__TASK INPUT__.

■ ■ ■ ■ ■

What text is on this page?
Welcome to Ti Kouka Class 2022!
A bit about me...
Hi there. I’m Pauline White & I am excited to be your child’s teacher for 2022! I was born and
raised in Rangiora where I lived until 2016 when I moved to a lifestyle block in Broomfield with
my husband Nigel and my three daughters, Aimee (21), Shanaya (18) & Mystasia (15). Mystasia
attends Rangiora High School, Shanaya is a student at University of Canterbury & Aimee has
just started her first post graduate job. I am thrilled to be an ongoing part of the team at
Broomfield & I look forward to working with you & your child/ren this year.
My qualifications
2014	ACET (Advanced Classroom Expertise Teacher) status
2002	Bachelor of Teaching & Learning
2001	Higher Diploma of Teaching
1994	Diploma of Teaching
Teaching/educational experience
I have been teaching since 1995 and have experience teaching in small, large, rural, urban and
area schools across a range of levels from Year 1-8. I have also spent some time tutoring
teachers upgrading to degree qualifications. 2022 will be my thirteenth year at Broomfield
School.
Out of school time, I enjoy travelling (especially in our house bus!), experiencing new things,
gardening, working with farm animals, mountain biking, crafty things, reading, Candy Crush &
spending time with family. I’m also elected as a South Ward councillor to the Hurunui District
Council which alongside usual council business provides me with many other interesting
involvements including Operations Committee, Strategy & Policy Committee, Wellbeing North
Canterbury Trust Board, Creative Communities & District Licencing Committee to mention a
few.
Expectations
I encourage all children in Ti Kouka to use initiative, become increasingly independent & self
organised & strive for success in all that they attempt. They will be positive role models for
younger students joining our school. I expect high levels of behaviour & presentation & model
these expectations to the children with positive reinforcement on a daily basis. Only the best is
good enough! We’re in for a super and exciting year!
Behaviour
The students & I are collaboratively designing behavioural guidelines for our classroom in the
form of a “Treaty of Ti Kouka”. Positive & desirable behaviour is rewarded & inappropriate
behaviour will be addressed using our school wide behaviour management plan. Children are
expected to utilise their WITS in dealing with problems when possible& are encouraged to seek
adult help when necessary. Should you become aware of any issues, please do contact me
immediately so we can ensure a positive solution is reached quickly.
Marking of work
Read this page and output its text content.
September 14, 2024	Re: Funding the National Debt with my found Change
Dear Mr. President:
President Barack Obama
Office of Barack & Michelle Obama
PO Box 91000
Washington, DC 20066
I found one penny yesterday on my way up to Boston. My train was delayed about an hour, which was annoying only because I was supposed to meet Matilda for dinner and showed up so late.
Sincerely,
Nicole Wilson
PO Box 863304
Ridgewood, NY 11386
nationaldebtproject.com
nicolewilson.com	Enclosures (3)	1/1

■ ■ ■ ■ ■

__DO THIS__. In the material above, find each line that contains the word "students", and select it.

__OUTPUT FOR THIS EXERCISE__.
younger students joining our school. I expect high levels of behaviour & presentation & model
The students & I are collaboratively designing behavioural guidelines for our classroom in the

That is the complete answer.